REQUEST: Pull out every line below that holds the word "教师提问".

Dataset items:
***
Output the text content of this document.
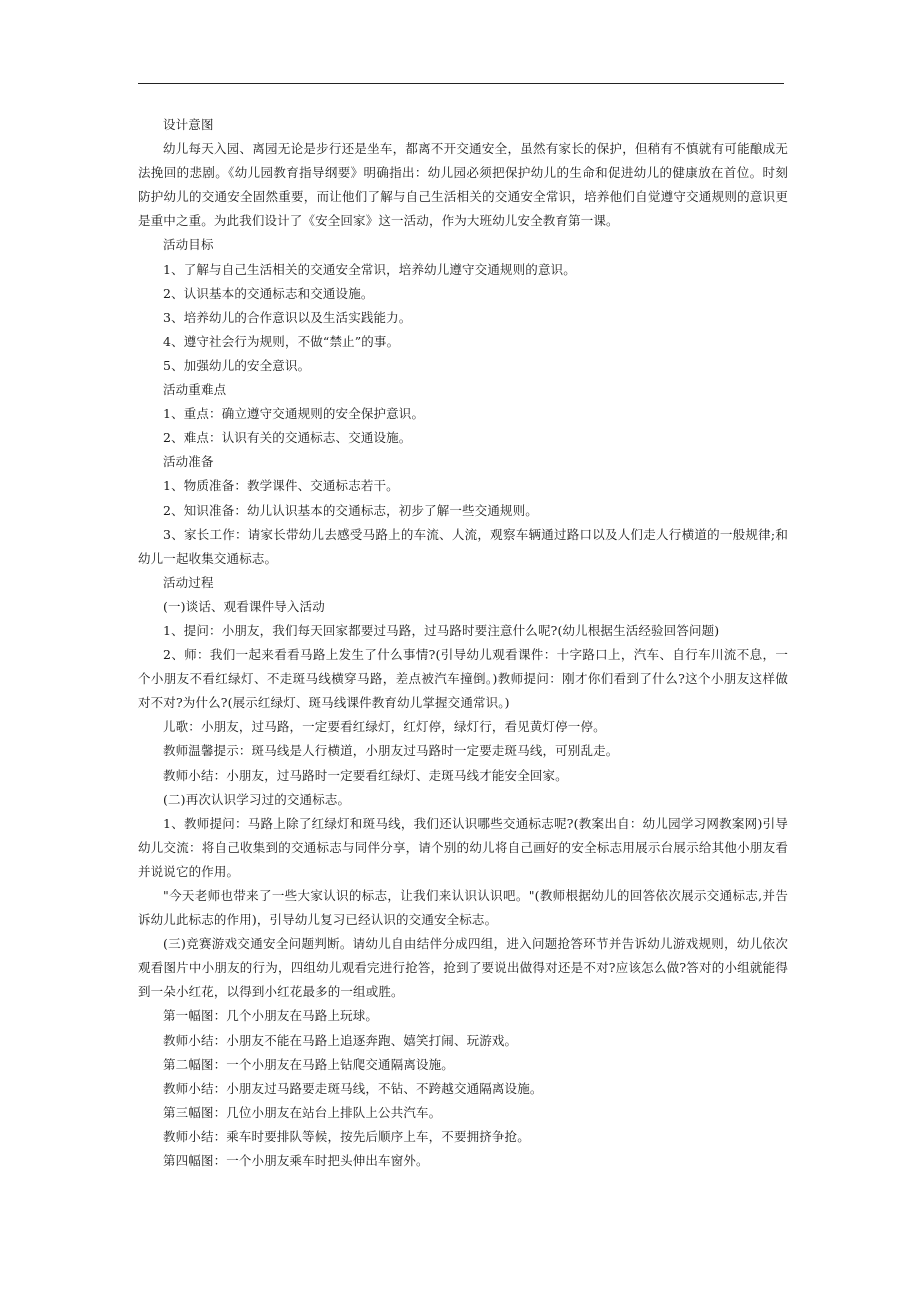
设计意图

幼儿每天入园、离园无论是步行还是坐车，都离不开交通安全，虽然有家长的保护，但稍有不慎就有可能酿成无法挽回的悲剧。《幼儿园教育指导纲要》明确指出：幼儿园必须把保护幼儿的生命和促进幼儿的健康放在首位。时刻防护幼儿的交通安全固然重要，而让他们了解与自己生活相关的交通安全常识，培养他们自觉遵守交通规则的意识更是重中之重。为此我们设计了《安全回家》这一活动，作为大班幼儿安全教育第一课。

活动目标

1、了解与自己生活相关的交通安全常识，培养幼儿遵守交通规则的意识。

2、认识基本的交通标志和交通设施。

3、培养幼儿的合作意识以及生活实践能力。

4、遵守社会行为规则，不做“禁止”的事。

5、加强幼儿的安全意识。

活动重难点

1、重点：确立遵守交通规则的安全保护意识。

2、难点：认识有关的交通标志、交通设施。

活动准备

1、物质准备：教学课件、交通标志若干。

2、知识准备：幼儿认识基本的交通标志，初步了解一些交通规则。

3、家长工作：请家长带幼儿去感受马路上的车流、人流，观察车辆通过路口以及人们走人行横道的一般规律;和幼儿一起收集交通标志。

活动过程

(一)谈话、观看课件导入活动

1、提问：小朋友，我们每天回家都要过马路，过马路时要注意什么呢?(幼儿根据生活经验回答问题)

2、师：我们一起来看看马路上发生了什么事情?(引导幼儿观看课件：十字路口上，汽车、自行车川流不息，一个小朋友不看红绿灯、不走斑马线横穿马路，差点被汽车撞倒。)教师提问：刚才你们看到了什么?这个小朋友这样做对不对?为什么?(展示红绿灯、斑马线课件教育幼儿掌握交通常识。)

儿歌：小朋友，过马路，一定要看红绿灯，红灯停，绿灯行，看见黄灯停一停。

教师温馨提示：斑马线是人行横道，小朋友过马路时一定要走斑马线，可别乱走。

教师小结：小朋友，过马路时一定要看红绿灯、走斑马线才能安全回家。

(二)再次认识学习过的交通标志。

1、教师提问：马路上除了红绿灯和斑马线，我们还认识哪些交通标志呢?(教案出自：幼儿园学习网教案网)引导幼儿交流：将自己收集到的交通标志与同伴分享，请个别的幼儿将自己画好的安全标志用展示台展示给其他小朋友看并说说它的作用。

"今天老师也带来了一些大家认识的标志，让我们来认识认识吧。"(教师根据幼儿的回答依次展示交通标志,并告诉幼儿此标志的作用)，引导幼儿复习已经认识的交通安全标志。

(三)竞赛游戏交通安全问题判断。请幼儿自由结伴分成四组，进入问题抢答环节并告诉幼儿游戏规则，幼儿依次观看图片中小朋友的行为，四组幼儿观看完进行抢答，抢到了要说出做得对还是不对?应该怎么做?答对的小组就能得到一朵小红花，以得到小红花最多的一组或胜。

第一幅图：几个小朋友在马路上玩球。

教师小结：小朋友不能在马路上追逐奔跑、嬉笑打闹、玩游戏。

第二幅图：一个小朋友在马路上钻爬交通隔离设施。

教师小结：小朋友过马路要走斑马线，不钻、不跨越交通隔离设施。

第三幅图：几位小朋友在站台上排队上公共汽车。

教师小结：乘车时要排队等候，按先后顺序上车，不要拥挤争抢。

第四幅图：一个小朋友乘车时把头伸出车窗外。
***
FINISHED ANSWER:
2、师：我们一起来看看马路上发生了什么事情?(引导幼儿观看课件：十字路口上，汽车、自行车川流不息，一个小朋友不看红绿灯、不走斑马线横穿马路，差点被汽车撞倒。)教师提问：刚才你们看到了什么?这个小朋友这样做对不对?为什么?(展示红绿灯、斑马线课件教育幼儿掌握交通常识。)
1、教师提问：马路上除了红绿灯和斑马线，我们还认识哪些交通标志呢?(教案出自：幼儿园学习网教案网)引导幼儿交流：将自己收集到的交通标志与同伴分享，请个别的幼儿将自己画好的安全标志用展示台展示给其他小朋友看并说说它的作用。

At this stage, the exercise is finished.